[[ Input data, beginning ]]
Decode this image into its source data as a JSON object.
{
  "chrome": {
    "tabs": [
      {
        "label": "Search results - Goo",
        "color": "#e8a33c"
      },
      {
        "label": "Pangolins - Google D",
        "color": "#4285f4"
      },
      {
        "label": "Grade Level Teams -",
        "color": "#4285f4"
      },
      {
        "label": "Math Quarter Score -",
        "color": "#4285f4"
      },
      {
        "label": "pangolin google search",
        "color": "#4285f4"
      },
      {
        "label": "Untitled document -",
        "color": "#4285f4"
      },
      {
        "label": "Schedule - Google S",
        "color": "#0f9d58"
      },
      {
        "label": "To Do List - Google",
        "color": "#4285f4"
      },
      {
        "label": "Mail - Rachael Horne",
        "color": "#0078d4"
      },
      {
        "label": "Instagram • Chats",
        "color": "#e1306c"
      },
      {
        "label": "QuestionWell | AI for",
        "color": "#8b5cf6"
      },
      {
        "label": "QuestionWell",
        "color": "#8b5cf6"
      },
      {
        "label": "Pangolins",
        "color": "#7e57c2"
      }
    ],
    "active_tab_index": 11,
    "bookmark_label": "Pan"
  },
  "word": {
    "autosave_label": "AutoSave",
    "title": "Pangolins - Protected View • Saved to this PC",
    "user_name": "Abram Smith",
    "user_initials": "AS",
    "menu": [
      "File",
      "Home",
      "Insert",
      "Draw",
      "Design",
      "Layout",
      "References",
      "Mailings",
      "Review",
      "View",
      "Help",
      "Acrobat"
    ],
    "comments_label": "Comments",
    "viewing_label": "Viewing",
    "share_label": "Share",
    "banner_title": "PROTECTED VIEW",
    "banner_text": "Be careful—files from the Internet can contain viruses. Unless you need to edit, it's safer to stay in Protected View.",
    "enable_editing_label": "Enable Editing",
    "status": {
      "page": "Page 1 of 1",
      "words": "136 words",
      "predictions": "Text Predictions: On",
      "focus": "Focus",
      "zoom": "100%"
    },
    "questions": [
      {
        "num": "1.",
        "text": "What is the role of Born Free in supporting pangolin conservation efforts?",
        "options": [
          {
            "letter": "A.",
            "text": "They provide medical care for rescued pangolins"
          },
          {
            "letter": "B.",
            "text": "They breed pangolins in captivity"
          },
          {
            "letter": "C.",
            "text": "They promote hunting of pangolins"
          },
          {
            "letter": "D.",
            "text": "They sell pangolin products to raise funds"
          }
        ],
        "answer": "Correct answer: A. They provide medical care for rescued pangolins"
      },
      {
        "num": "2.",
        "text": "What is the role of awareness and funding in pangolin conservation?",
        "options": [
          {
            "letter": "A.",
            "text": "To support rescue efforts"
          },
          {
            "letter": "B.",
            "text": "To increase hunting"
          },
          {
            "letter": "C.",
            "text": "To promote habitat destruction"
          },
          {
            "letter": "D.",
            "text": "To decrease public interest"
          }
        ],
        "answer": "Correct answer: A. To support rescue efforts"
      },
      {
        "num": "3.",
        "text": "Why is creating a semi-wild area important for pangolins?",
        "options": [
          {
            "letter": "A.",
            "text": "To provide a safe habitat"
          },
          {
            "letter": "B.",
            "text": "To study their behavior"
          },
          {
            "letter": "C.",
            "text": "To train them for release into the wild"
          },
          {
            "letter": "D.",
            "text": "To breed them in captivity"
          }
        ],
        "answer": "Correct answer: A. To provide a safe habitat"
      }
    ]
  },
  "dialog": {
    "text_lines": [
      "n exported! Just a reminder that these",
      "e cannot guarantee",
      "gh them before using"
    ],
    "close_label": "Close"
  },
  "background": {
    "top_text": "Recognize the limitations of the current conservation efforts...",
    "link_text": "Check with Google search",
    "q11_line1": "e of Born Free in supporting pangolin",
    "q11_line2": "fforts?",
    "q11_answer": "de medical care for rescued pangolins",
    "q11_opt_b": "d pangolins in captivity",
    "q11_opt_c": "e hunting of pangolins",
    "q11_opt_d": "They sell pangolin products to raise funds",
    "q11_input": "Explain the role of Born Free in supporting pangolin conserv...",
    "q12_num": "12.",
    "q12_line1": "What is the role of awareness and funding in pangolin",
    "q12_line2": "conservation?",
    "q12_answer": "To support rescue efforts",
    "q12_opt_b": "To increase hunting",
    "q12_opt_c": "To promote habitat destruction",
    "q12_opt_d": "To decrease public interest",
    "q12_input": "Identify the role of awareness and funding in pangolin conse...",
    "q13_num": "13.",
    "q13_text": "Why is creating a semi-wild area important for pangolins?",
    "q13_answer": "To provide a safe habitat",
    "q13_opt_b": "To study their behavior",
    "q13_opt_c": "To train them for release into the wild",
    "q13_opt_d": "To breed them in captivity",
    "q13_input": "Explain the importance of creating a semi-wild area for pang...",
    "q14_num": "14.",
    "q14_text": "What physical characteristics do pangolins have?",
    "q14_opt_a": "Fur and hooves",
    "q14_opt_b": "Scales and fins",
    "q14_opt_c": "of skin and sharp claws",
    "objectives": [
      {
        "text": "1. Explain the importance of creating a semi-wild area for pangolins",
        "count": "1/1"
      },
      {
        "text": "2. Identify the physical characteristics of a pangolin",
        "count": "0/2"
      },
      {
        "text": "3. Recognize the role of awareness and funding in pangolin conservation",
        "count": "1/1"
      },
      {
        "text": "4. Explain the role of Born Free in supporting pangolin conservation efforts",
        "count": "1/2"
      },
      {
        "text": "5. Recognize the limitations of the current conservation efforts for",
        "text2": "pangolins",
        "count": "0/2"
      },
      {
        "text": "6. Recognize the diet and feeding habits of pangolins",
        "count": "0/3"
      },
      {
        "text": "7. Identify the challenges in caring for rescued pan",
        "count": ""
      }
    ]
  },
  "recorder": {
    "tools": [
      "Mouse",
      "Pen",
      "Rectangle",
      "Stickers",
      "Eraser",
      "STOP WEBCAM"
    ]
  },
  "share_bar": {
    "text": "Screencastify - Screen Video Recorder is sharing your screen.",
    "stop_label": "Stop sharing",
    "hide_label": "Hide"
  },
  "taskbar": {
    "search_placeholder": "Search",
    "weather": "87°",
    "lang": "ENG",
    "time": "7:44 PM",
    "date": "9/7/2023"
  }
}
[[ Input data, end ]]
- The task:
Output all of the records above exactly as they appear.

- Output of the task:
Decode this image into its source data as a JSON object.
{
  "chrome": {
    "tabs": [
      {
        "label": "Search results - Goo",
        "color": "#e8a33c"
      },
      {
        "label": "Pangolins - Google D",
        "color": "#4285f4"
      },
      {
        "label": "Grade Level Teams -",
        "color": "#4285f4"
      },
      {
        "label": "Math Quarter Score -",
        "color": "#4285f4"
      },
      {
        "label": "pangolin google search",
        "color": "#4285f4"
      },
      {
        "label": "Untitled document -",
        "color": "#4285f4"
      },
      {
        "label": "Schedule - Google S",
        "color": "#0f9d58"
      },
      {
        "label": "To Do List - Google",
        "color": "#4285f4"
      },
      {
        "label": "Mail - Rachael Horne",
        "color": "#0078d4"
      },
      {
        "label": "Instagram • Chats",
        "color": "#e1306c"
      },
      {
        "label": "QuestionWell | AI for",
        "color": "#8b5cf6"
      },
      {
        "label": "QuestionWell",
        "color": "#8b5cf6"
      },
      {
        "label": "Pangolins",
        "color": "#7e57c2"
      }
    ],
    "active_tab_index": 11,
    "bookmark_label": "Pan"
  },
  "word": {
    "autosave_label": "AutoSave",
    "title": "Pangolins - Protected View • Saved to this PC",
    "user_name": "Abram Smith",
    "user_initials": "AS",
    "menu": [
      "File",
      "Home",
      "Insert",
      "Draw",
      "Design",
      "Layout",
      "References",
      "Mailings",
      "Review",
      "View",
      "Help",
      "Acrobat"
    ],
    "comments_label": "Comments",
    "viewing_label": "Viewing",
    "share_label": "Share",
    "banner_title": "PROTECTED VIEW",
    "banner_text": "Be careful—files from the Internet can contain viruses. Unless you need to edit, it's safer to stay in Protected View.",
    "enable_editing_label": "Enable Editing",
    "status": {
      "page": "Page 1 of 1",
      "words": "136 words",
      "predictions": "Text Predictions: On",
      "focus": "Focus",
      "zoom": "100%"
    },
    "questions": [
      {
        "num": "1.",
        "text": "What is the role of Born Free in supporting pangolin conservation efforts?",
        "options": [
          {
            "letter": "A.",
            "text": "They provide medical care for rescued pangolins"
          },
          {
            "letter": "B.",
            "text": "They breed pangolins in captivity"
          },
          {
            "letter": "C.",
            "text": "They promote hunting of pangolins"
          },
          {
            "letter": "D.",
            "text": "They sell pangolin products to raise funds"
          }
        ],
        "answer": "Correct answer: A. They provide medical care for rescued pangolins"
      },
      {
        "num": "2.",
        "text": "What is the role of awareness and funding in pangolin conservation?",
        "options": [
          {
            "letter": "A.",
            "text": "To support rescue efforts"
          },
          {
            "letter": "B.",
            "text": "To increase hunting"
          },
          {
            "letter": "C.",
            "text": "To promote habitat destruction"
          },
          {
            "letter": "D.",
            "text": "To decrease public interest"
          }
        ],
        "answer": "Correct answer: A. To support rescue efforts"
      },
      {
        "num": "3.",
        "text": "Why is creating a semi-wild area important for pangolins?",
        "options": [
          {
            "letter": "A.",
            "text": "To provide a safe habitat"
          },
          {
            "letter": "B.",
            "text": "To study their behavior"
          },
          {
            "letter": "C.",
            "text": "To train them for release into the wild"
          },
          {
            "letter": "D.",
            "text": "To breed them in captivity"
          }
        ],
        "answer": "Correct answer: A. To provide a safe habitat"
      }
    ]
  },
  "dialog": {
    "text_lines": [
      "n exported! Just a reminder that these",
      "e cannot guarantee",
      "gh them before using"
    ],
    "close_label": "Close"
  },
  "background": {
    "top_text": "Recognize the limitations of the current conservation efforts...",
    "link_text": "Check with Google search",
    "q11_line1": "e of Born Free in supporting pangolin",
    "q11_line2": "fforts?",
    "q11_answer": "de medical care for rescued pangolins",
    "q11_opt_b": "d pangolins in captivity",
    "q11_opt_c": "e hunting of pangolins",
    "q11_opt_d": "They sell pangolin products to raise funds",
    "q11_input": "Explain the role of Born Free in supporting pangolin conserv...",
    "q12_num": "12.",
    "q12_line1": "What is the role of awareness and funding in pangolin",
    "q12_line2": "conservation?",
    "q12_answer": "To support rescue efforts",
    "q12_opt_b": "To increase hunting",
    "q12_opt_c": "To promote habitat destruction",
    "q12_opt_d": "To decrease public interest",
    "q12_input": "Identify the role of awareness and funding in pangolin conse...",
    "q13_num": "13.",
    "q13_text": "Why is creating a semi-wild area important for pangolins?",
    "q13_answer": "To provide a safe habitat",
    "q13_opt_b": "To study their behavior",
    "q13_opt_c": "To train them for release into the wild",
    "q13_opt_d": "To breed them in captivity",
    "q13_input": "Explain the importance of creating a semi-wild area for pang...",
    "q14_num": "14.",
    "q14_text": "What physical characteristics do pangolins have?",
    "q14_opt_a": "Fur and hooves",
    "q14_opt_b": "Scales and fins",
    "q14_opt_c": "of skin and sharp claws",
    "objectives": [
      {
        "text": "1. Explain the importance of creating a semi-wild area for pangolins",
        "count": "1/1"
      },
      {
        "text": "2. Identify the physical characteristics of a pangolin",
        "count": "0/2"
      },
      {
        "text": "3. Recognize the role of awareness and funding in pangolin conservation",
        "count": "1/1"
      },
      {
        "text": "4. Explain the role of Born Free in supporting pangolin conservation efforts",
        "count": "1/2"
      },
      {
        "text": "5. Recognize the limitations of the current conservation efforts for",
        "text2": "pangolins",
        "count": "0/2"
      },
      {
        "text": "6. Recognize the diet and feeding habits of pangolins",
        "count": "0/3"
      },
      {
        "text": "7. Identify the challenges in caring for rescued pan",
        "count": ""
      }
    ]
  },
  "recorder": {
    "tools": [
      "Mouse",
      "Pen",
      "Rectangle",
      "Stickers",
      "Eraser",
      "STOP WEBCAM"
    ]
  },
  "share_bar": {
    "text": "Screencastify - Screen Video Recorder is sharing your screen.",
    "stop_label": "Stop sharing",
    "hide_label": "Hide"
  },
  "taskbar": {
    "search_placeholder": "Search",
    "weather": "87°",
    "lang": "ENG",
    "time": "7:44 PM",
    "date": "9/7/2023"
  }
}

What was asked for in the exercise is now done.